STORED RECORDS:

###

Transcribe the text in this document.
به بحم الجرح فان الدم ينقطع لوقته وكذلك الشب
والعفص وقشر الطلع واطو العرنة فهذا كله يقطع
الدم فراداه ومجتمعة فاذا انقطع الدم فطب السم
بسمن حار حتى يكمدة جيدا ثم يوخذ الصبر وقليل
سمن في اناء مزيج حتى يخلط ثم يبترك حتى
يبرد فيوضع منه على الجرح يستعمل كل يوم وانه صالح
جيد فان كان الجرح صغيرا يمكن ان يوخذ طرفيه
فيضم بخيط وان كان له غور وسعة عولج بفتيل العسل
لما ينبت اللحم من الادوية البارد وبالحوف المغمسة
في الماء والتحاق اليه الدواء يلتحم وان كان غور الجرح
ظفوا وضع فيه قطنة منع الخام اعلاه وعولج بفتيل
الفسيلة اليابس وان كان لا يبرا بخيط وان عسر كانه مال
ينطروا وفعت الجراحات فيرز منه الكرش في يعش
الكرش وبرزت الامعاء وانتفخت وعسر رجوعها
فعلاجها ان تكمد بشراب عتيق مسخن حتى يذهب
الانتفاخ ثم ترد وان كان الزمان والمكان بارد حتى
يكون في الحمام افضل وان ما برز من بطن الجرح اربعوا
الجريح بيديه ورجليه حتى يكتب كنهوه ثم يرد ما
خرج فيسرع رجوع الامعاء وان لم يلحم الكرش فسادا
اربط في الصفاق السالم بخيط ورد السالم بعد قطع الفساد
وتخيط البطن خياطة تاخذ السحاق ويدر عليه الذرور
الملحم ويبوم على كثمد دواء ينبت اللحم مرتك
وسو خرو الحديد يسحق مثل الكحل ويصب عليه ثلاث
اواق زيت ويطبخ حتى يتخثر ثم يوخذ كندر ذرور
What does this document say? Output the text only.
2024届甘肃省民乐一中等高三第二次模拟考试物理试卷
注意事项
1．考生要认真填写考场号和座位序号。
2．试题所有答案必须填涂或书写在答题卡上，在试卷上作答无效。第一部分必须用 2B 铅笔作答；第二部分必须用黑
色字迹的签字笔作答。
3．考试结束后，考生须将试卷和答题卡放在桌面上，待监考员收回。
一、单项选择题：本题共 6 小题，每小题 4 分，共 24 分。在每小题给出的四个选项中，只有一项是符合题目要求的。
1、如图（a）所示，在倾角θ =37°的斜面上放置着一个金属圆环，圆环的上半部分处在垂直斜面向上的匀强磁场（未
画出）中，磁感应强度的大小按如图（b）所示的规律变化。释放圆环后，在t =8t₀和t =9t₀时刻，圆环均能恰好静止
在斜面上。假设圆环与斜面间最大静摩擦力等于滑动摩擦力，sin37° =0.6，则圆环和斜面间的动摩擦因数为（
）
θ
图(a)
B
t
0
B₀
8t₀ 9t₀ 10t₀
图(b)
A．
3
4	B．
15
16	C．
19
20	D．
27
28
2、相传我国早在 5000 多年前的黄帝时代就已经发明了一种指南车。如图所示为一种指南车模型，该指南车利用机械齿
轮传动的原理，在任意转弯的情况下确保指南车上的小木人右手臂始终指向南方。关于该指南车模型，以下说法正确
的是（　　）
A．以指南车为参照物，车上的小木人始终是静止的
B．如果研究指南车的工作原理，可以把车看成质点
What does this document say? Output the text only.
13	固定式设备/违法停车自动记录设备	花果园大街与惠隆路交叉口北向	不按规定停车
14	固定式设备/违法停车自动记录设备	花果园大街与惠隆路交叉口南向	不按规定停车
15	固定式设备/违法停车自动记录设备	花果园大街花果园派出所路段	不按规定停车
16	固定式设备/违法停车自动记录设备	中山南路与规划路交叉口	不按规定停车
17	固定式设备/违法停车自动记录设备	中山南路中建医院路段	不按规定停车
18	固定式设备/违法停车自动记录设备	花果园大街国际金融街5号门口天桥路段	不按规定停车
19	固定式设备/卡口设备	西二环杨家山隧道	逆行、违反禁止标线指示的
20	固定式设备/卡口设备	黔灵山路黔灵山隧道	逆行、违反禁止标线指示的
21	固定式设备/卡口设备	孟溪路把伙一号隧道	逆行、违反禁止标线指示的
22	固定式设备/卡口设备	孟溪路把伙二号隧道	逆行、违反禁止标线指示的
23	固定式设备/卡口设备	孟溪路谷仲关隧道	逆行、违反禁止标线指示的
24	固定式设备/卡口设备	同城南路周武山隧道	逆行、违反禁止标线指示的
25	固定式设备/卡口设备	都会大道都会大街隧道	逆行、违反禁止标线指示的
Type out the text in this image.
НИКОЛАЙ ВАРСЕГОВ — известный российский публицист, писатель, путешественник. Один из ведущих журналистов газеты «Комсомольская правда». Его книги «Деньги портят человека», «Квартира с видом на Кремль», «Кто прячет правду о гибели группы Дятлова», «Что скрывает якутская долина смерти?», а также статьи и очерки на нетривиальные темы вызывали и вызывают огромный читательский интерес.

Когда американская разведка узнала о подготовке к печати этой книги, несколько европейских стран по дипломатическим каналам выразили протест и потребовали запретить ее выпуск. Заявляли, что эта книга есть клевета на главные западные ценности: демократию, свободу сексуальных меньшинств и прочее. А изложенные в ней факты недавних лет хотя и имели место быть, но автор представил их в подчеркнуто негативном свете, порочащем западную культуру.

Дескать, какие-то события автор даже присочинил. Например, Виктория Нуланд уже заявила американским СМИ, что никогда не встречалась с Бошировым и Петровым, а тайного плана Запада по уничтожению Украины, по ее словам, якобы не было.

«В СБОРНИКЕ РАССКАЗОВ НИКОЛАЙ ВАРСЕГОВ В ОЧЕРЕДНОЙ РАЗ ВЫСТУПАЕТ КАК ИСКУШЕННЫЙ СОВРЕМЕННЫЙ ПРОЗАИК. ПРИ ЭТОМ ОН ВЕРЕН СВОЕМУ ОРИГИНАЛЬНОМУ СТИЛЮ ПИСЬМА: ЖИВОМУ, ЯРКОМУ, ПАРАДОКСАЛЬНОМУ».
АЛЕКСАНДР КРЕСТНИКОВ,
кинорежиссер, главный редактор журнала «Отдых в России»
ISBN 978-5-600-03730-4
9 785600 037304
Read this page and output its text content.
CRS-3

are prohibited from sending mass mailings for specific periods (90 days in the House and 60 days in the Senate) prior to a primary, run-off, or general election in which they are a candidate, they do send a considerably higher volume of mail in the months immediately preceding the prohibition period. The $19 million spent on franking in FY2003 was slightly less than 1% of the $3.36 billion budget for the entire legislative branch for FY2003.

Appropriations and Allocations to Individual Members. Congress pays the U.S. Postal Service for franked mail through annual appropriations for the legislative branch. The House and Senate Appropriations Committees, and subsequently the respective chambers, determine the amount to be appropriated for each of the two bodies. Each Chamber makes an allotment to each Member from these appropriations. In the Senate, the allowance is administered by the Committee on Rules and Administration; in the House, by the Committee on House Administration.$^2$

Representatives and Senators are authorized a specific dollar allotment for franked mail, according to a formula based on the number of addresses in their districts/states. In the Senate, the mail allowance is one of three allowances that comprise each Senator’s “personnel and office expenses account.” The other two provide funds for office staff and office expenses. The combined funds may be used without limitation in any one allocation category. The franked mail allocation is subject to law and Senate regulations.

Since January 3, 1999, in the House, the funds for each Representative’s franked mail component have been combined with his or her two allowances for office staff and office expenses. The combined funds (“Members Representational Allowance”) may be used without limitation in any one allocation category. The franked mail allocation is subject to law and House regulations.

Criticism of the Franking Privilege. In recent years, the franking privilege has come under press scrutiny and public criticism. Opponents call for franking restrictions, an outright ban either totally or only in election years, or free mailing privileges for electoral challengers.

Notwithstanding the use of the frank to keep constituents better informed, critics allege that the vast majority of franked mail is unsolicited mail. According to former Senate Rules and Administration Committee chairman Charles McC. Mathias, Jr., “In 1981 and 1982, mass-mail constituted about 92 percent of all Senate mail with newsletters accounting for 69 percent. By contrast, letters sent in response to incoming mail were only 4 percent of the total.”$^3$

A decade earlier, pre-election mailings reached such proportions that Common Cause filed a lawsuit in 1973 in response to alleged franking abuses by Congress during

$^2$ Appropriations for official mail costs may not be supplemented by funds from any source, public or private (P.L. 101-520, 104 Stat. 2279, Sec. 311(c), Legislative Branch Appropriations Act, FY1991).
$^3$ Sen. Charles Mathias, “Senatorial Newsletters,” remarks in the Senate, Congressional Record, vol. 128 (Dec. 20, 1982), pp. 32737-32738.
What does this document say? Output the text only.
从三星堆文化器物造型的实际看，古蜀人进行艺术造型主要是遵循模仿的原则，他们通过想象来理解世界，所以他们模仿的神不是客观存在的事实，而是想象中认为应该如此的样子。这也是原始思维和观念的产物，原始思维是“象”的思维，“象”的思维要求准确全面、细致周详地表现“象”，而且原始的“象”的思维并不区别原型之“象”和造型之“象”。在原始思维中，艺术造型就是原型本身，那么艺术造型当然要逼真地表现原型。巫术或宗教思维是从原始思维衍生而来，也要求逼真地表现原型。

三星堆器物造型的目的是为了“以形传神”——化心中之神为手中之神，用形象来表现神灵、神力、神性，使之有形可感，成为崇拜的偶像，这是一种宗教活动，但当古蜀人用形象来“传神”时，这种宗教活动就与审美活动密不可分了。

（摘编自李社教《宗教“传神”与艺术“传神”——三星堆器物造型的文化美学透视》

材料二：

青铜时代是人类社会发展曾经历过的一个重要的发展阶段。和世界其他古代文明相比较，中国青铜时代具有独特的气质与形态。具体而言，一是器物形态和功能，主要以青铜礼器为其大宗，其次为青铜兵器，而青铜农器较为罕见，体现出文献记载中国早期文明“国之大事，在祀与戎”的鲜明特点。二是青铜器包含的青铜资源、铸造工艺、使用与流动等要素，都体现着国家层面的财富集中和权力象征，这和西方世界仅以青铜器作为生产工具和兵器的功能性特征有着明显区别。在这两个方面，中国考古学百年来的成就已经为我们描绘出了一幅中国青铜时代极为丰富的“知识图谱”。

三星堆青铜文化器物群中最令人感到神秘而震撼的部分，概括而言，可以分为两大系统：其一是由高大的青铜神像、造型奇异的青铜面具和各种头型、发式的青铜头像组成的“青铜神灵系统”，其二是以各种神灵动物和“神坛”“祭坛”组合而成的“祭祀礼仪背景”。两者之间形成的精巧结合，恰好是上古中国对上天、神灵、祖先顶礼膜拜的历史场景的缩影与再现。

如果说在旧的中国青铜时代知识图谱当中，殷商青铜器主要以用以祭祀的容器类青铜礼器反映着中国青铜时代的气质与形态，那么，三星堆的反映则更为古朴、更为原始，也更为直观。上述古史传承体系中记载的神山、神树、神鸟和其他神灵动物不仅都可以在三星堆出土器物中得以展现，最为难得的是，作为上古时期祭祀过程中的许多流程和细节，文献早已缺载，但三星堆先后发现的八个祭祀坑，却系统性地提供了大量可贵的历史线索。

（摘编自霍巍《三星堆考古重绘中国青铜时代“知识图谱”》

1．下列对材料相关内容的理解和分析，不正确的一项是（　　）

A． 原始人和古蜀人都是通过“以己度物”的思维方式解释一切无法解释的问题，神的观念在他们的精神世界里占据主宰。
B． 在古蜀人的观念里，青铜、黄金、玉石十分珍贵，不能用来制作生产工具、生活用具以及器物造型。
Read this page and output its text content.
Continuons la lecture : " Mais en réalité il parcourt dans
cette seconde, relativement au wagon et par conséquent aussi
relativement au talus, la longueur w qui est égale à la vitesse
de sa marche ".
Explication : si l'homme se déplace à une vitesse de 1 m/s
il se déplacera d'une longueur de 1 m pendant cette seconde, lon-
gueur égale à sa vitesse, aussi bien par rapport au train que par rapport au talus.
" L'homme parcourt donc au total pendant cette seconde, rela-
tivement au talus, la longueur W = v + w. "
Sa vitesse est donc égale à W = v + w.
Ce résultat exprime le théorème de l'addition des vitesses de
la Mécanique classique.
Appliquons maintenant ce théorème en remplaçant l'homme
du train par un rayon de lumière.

###

INSTRUCTIONS TO FOLLOW: Each line that has the word "relativement" should be copied.

RESULT FOR THIS TASK:
cette seconde, relativement au wagon et par conséquent aussi
relativement au talus, la longueur w qui est égale à la vitesse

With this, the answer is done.